* Begin DATA PROVIDED *

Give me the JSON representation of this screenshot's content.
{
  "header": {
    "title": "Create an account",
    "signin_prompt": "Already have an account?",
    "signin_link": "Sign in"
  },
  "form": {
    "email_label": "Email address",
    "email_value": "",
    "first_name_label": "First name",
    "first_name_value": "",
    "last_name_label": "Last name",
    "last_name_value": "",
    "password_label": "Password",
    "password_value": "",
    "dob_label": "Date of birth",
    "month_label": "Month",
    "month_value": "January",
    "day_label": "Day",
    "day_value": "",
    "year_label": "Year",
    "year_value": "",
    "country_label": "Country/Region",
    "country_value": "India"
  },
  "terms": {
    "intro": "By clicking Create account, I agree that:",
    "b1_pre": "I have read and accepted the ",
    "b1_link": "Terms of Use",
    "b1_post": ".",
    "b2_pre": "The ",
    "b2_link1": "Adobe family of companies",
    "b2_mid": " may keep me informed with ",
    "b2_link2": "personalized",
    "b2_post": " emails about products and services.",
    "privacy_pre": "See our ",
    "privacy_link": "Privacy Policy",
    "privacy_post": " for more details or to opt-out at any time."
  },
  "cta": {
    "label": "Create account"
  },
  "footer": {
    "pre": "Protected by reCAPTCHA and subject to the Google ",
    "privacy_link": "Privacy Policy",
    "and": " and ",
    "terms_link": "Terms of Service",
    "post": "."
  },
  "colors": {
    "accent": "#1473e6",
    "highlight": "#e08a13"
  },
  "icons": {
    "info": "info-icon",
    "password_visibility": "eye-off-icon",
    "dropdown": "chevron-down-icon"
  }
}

* End DATA PROVIDED *

- _TASK OBJECTIVE_:
Each entry is to be returned in full, character for character.

- _FULL OUTPUT_:
Give me the JSON representation of this screenshot's content.
{
  "header": {
    "title": "Create an account",
    "signin_prompt": "Already have an account?",
    "signin_link": "Sign in"
  },
  "form": {
    "email_label": "Email address",
    "email_value": "",
    "first_name_label": "First name",
    "first_name_value": "",
    "last_name_label": "Last name",
    "last_name_value": "",
    "password_label": "Password",
    "password_value": "",
    "dob_label": "Date of birth",
    "month_label": "Month",
    "month_value": "January",
    "day_label": "Day",
    "day_value": "",
    "year_label": "Year",
    "year_value": "",
    "country_label": "Country/Region",
    "country_value": "India"
  },
  "terms": {
    "intro": "By clicking Create account, I agree that:",
    "b1_pre": "I have read and accepted the ",
    "b1_link": "Terms of Use",
    "b1_post": ".",
    "b2_pre": "The ",
    "b2_link1": "Adobe family of companies",
    "b2_mid": " may keep me informed with ",
    "b2_link2": "personalized",
    "b2_post": " emails about products and services.",
    "privacy_pre": "See our ",
    "privacy_link": "Privacy Policy",
    "privacy_post": " for more details or to opt-out at any time."
  },
  "cta": {
    "label": "Create account"
  },
  "footer": {
    "pre": "Protected by reCAPTCHA and subject to the Google ",
    "privacy_link": "Privacy Policy",
    "and": " and ",
    "terms_link": "Terms of Service",
    "post": "."
  },
  "colors": {
    "accent": "#1473e6",
    "highlight": "#e08a13"
  },
  "icons": {
    "info": "info-icon",
    "password_visibility": "eye-off-icon",
    "dropdown": "chevron-down-icon"
  }
}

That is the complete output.